Copy out all lines of the records in which the word "title" appears.

*** Extracted entries

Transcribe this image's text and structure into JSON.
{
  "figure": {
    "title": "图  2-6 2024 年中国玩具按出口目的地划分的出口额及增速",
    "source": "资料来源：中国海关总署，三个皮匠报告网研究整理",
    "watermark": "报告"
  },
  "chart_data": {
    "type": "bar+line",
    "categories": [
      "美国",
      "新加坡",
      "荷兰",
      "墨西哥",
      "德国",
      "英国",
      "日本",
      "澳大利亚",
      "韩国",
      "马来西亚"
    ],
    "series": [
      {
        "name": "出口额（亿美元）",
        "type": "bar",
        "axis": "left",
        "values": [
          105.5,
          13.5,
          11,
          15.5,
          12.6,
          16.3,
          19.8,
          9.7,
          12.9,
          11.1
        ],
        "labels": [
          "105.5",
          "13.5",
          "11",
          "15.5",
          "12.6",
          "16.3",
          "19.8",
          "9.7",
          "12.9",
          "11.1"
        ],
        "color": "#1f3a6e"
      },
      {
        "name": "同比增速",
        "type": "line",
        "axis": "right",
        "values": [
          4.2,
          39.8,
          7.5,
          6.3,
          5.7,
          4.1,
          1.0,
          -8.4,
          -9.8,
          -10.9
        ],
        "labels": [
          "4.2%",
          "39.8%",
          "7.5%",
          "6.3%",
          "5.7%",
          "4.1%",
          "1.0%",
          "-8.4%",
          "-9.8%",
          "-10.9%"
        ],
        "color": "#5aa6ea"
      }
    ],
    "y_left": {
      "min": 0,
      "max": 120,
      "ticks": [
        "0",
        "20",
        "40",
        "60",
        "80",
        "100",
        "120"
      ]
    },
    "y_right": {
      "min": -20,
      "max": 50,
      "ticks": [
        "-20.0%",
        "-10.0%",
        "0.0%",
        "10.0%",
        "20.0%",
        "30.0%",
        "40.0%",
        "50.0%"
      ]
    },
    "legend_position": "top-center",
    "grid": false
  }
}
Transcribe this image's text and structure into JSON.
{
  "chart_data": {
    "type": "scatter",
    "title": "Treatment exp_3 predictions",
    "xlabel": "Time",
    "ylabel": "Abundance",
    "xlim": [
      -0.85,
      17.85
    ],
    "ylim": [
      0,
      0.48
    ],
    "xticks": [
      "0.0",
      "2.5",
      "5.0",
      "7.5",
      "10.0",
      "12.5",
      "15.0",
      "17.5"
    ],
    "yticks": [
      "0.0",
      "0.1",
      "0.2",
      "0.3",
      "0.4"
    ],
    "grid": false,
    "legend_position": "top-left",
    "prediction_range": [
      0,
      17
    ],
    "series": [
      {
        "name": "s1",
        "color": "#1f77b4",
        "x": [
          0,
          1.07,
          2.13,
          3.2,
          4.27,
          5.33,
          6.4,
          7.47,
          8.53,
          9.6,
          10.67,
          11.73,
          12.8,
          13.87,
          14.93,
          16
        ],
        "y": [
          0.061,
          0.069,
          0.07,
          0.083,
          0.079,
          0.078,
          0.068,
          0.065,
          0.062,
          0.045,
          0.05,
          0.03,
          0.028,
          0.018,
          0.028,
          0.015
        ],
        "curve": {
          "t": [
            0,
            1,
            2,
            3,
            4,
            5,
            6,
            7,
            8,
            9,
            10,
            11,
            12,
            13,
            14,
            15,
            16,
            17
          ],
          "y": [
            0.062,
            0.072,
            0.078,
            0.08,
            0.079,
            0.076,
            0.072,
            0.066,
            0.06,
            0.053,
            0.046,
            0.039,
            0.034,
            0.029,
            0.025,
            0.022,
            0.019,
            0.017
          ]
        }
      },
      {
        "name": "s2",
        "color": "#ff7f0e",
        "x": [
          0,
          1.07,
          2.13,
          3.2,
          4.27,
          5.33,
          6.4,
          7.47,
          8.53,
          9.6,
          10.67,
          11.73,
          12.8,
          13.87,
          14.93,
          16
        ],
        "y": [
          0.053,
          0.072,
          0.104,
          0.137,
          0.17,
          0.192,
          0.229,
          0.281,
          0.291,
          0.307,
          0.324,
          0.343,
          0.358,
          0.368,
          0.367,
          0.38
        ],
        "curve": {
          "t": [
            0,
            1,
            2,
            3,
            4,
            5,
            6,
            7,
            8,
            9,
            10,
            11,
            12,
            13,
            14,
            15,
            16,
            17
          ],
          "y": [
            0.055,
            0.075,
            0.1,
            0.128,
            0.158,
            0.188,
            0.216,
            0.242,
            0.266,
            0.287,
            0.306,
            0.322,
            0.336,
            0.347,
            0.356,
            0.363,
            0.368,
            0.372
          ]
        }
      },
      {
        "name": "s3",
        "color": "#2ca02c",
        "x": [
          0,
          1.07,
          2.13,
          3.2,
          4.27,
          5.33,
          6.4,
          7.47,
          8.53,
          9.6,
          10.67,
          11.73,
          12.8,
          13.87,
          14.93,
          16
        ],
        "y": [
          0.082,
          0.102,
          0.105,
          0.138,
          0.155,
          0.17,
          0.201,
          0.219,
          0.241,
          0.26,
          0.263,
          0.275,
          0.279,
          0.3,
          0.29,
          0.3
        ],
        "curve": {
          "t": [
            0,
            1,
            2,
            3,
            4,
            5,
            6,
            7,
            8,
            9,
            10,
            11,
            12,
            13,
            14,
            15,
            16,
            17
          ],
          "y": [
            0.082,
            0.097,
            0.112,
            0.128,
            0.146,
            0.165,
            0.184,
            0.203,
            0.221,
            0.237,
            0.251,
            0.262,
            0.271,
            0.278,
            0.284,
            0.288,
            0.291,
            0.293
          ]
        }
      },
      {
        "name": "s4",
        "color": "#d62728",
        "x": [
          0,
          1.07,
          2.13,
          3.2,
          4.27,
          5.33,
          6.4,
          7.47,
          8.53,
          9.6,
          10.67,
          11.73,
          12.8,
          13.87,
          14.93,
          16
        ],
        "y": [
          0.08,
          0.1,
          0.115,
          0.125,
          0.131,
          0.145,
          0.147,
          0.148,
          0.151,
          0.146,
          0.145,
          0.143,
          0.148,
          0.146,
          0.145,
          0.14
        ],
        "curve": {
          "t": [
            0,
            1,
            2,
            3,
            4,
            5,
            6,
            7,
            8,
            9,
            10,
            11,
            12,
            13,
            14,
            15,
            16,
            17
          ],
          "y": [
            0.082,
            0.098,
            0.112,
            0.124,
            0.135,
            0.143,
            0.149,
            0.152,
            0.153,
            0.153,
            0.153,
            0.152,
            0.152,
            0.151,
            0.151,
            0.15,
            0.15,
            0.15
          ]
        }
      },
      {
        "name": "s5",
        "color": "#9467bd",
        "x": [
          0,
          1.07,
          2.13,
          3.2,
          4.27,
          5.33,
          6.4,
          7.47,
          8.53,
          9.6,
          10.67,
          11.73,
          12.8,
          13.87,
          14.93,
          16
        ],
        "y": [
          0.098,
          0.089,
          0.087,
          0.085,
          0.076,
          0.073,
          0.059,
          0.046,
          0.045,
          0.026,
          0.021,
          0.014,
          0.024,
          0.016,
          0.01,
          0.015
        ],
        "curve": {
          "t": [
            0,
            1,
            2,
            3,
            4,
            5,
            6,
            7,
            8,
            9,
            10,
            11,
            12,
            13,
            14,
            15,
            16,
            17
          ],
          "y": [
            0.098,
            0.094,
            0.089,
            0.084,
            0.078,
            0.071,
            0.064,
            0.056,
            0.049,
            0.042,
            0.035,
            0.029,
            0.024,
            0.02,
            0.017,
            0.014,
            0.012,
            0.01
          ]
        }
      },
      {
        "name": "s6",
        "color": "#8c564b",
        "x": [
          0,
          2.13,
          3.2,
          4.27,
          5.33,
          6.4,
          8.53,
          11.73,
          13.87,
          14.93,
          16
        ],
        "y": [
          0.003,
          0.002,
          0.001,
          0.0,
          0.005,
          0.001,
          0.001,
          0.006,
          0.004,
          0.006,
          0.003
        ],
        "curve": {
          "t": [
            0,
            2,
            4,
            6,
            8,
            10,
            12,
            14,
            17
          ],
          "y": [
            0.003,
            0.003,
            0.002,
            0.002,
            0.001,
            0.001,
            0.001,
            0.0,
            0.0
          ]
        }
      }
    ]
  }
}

******

## Result of the exercise
    "title": "图  2-6 2024 年中国玩具按出口目的地划分的出口额及增速",
    "title": "Treatment exp_3 predictions",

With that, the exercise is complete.